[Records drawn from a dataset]
--- START ---
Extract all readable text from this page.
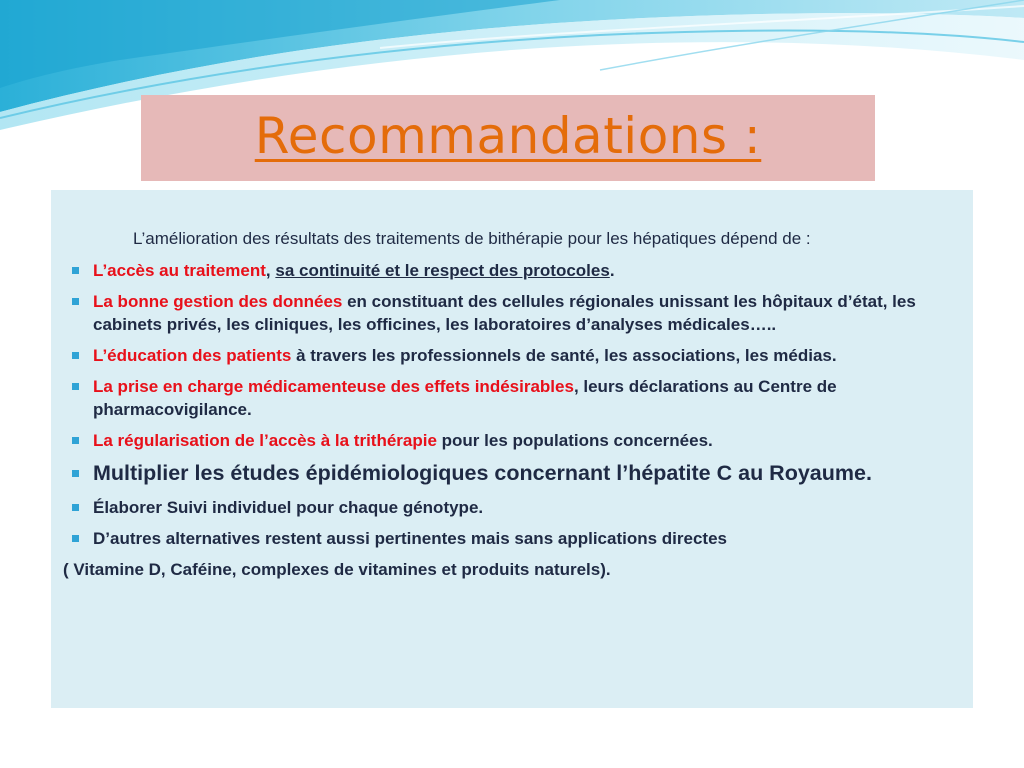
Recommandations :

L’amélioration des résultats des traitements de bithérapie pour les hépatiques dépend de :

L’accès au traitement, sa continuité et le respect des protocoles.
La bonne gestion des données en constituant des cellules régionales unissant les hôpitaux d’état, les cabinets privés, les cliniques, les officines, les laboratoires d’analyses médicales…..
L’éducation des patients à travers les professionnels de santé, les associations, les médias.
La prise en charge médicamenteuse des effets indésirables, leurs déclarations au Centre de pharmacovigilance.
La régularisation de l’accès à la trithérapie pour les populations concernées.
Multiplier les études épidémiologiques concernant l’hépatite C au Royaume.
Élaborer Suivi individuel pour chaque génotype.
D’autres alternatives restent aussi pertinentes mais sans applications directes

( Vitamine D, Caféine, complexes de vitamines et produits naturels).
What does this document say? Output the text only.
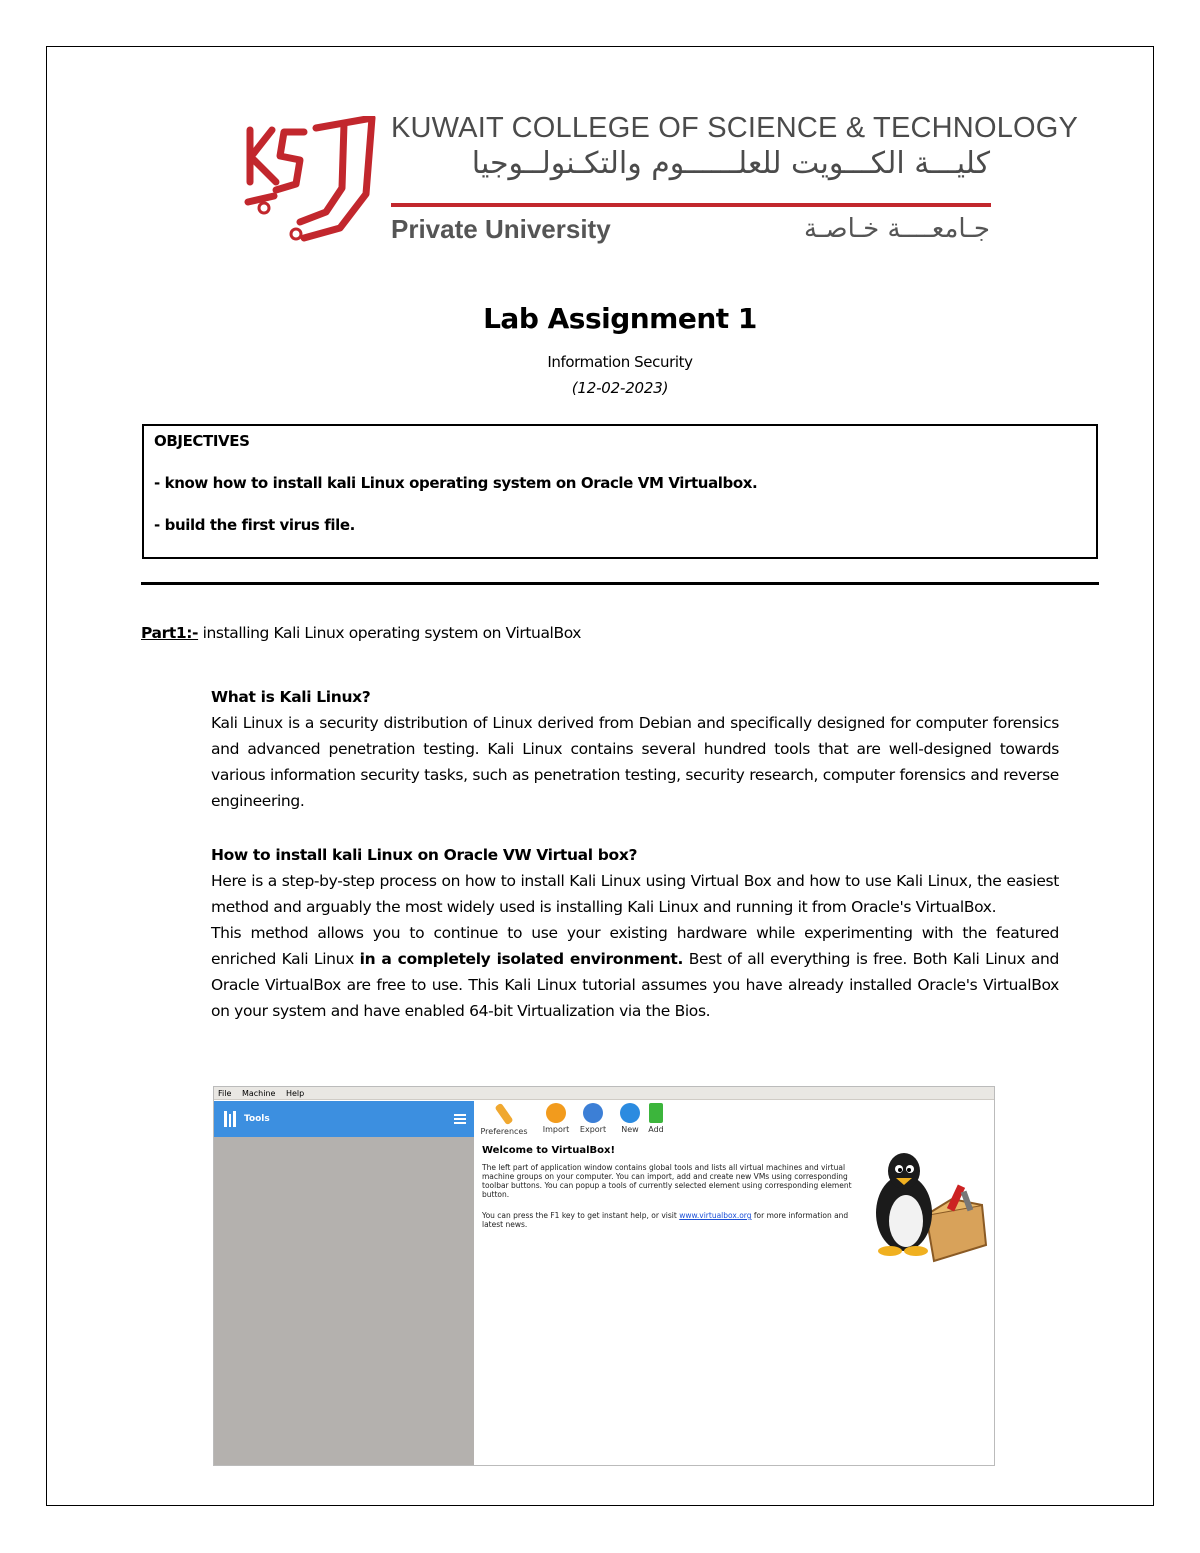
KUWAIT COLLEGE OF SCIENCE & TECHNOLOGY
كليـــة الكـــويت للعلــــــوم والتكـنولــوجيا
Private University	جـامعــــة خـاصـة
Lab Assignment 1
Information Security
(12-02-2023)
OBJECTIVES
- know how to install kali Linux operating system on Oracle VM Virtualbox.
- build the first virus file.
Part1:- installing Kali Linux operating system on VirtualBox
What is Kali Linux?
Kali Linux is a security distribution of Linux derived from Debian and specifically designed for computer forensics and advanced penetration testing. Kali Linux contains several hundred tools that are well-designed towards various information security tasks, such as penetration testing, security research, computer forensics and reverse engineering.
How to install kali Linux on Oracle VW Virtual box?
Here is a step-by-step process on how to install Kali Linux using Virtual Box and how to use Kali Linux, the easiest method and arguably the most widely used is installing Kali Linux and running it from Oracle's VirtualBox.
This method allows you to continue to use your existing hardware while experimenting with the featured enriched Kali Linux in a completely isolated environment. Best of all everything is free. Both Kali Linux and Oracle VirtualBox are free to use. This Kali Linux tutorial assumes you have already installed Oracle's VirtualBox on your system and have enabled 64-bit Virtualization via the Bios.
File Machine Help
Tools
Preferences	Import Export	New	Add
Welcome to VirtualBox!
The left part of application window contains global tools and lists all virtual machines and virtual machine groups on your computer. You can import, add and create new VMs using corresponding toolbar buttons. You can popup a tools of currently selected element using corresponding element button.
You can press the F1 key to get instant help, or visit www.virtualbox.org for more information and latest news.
--- END ---
Please output every record above exactly. Leave the pictures out.

Extract all readable text from this page.
Recommandations :

L’amélioration des résultats des traitements de bithérapie pour les hépatiques dépend de :

L’accès au traitement, sa continuité et le respect des protocoles.
La bonne gestion des données en constituant des cellules régionales unissant les hôpitaux d’état, les cabinets privés, les cliniques, les officines, les laboratoires d’analyses médicales…..
L’éducation des patients à travers les professionnels de santé, les associations, les médias.
La prise en charge médicamenteuse des effets indésirables, leurs déclarations au Centre de pharmacovigilance.
La régularisation de l’accès à la trithérapie pour les populations concernées.
Multiplier les études épidémiologiques concernant l’hépatite C au Royaume.
Élaborer Suivi individuel pour chaque génotype.
D’autres alternatives restent aussi pertinentes mais sans applications directes

( Vitamine D, Caféine, complexes de vitamines et produits naturels).
What does this document say? Output the text only.
KUWAIT COLLEGE OF SCIENCE & TECHNOLOGY
كليـــة الكـــويت للعلــــــوم والتكـنولــوجيا
Private University	جـامعــــة خـاصـة
Lab Assignment 1
Information Security
(12-02-2023)
OBJECTIVES
- know how to install kali Linux operating system on Oracle VM Virtualbox.
- build the first virus file.
Part1:- installing Kali Linux operating system on VirtualBox
What is Kali Linux?
Kali Linux is a security distribution of Linux derived from Debian and specifically designed for computer forensics and advanced penetration testing. Kali Linux contains several hundred tools that are well-designed towards various information security tasks, such as penetration testing, security research, computer forensics and reverse engineering.
How to install kali Linux on Oracle VW Virtual box?
Here is a step-by-step process on how to install Kali Linux using Virtual Box and how to use Kali Linux, the easiest method and arguably the most widely used is installing Kali Linux and running it from Oracle's VirtualBox.
This method allows you to continue to use your existing hardware while experimenting with the featured enriched Kali Linux in a completely isolated environment. Best of all everything is free. Both Kali Linux and Oracle VirtualBox are free to use. This Kali Linux tutorial assumes you have already installed Oracle's VirtualBox on your system and have enabled 64-bit Virtualization via the Bios.
File Machine Help
Tools
Preferences	Import Export	New	Add
Welcome to VirtualBox!
The left part of application window contains global tools and lists all virtual machines and virtual machine groups on your computer. You can import, add and create new VMs using corresponding toolbar buttons. You can popup a tools of currently selected element using corresponding element button.
You can press the F1 key to get instant help, or visit www.virtualbox.org for more information and latest news.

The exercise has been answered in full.